[Records from a dataset]
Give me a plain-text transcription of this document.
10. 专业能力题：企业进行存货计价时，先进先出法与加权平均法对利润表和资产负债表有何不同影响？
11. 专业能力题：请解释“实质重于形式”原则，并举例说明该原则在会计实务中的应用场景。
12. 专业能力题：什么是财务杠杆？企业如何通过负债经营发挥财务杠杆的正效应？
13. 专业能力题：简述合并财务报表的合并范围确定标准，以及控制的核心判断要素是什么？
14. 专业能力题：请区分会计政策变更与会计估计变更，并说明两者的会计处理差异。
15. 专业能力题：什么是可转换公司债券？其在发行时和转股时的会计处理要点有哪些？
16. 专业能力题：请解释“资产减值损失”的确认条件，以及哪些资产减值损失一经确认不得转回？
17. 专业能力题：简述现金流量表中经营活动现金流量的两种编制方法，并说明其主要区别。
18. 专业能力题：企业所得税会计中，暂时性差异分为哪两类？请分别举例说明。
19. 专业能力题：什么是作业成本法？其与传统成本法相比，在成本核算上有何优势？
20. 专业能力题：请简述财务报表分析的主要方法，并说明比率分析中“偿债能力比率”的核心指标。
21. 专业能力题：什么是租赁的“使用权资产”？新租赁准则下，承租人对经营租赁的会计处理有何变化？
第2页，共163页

### PROBLEM DETAILS
Give all the records again. Match them exactly.

### WRITTEN ANSWER
Give me a plain-text transcription of this document.
10. 专业能力题：企业进行存货计价时，先进先出法与加权平均法对利润表和资产负债表有何不同影响？
11. 专业能力题：请解释“实质重于形式”原则，并举例说明该原则在会计实务中的应用场景。
12. 专业能力题：什么是财务杠杆？企业如何通过负债经营发挥财务杠杆的正效应？
13. 专业能力题：简述合并财务报表的合并范围确定标准，以及控制的核心判断要素是什么？
14. 专业能力题：请区分会计政策变更与会计估计变更，并说明两者的会计处理差异。
15. 专业能力题：什么是可转换公司债券？其在发行时和转股时的会计处理要点有哪些？
16. 专业能力题：请解释“资产减值损失”的确认条件，以及哪些资产减值损失一经确认不得转回？
17. 专业能力题：简述现金流量表中经营活动现金流量的两种编制方法，并说明其主要区别。
18. 专业能力题：企业所得税会计中，暂时性差异分为哪两类？请分别举例说明。
19. 专业能力题：什么是作业成本法？其与传统成本法相比，在成本核算上有何优势？
20. 专业能力题：请简述财务报表分析的主要方法，并说明比率分析中“偿债能力比率”的核心指标。
21. 专业能力题：什么是租赁的“使用权资产”？新租赁准则下，承租人对经营租赁的会计处理有何变化？
第2页，共163页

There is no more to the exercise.